┌─ TASK INPUT

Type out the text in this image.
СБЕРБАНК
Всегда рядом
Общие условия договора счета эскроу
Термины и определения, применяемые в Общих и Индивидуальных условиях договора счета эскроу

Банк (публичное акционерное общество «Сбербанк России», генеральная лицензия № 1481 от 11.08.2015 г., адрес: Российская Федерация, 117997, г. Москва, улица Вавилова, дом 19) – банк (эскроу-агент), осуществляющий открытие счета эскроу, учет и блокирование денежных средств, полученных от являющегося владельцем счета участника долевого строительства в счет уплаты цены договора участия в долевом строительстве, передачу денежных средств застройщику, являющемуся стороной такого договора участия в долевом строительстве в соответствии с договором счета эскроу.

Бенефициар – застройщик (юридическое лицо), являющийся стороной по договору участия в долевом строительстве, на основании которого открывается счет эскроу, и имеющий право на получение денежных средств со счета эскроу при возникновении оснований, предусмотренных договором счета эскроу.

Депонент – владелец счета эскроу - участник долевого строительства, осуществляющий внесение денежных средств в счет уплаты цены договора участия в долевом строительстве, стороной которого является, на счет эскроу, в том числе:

└─

DO THIS
Using the records above, list each line that includes "участия".

WRITTEN RESPONSE
Банк (публичное акционерное общество «Сбербанк России», генеральная лицензия № 1481 от 11.08.2015 г., адрес: Российская Федерация, 117997, г. Москва, улица Вавилова, дом 19) – банк (эскроу-агент), осуществляющий открытие счета эскроу, учет и блокирование денежных средств, полученных от являющегося владельцем счета участника долевого строительства в счет уплаты цены договора участия в долевом строительстве, передачу денежных средств застройщику, являющемуся стороной такого договора участия в долевом строительстве в соответствии с договором счета эскроу.
Бенефициар – застройщик (юридическое лицо), являющийся стороной по договору участия в долевом строительстве, на основании которого открывается счет эскроу, и имеющий право на получение денежных средств со счета эскроу при возникновении оснований, предусмотренных договором счета эскроу.
Депонент – владелец счета эскроу - участник долевого строительства, осуществляющий внесение денежных средств в счет уплаты цены договора участия в долевом строительстве, стороной которого является, на счет эскроу, в том числе:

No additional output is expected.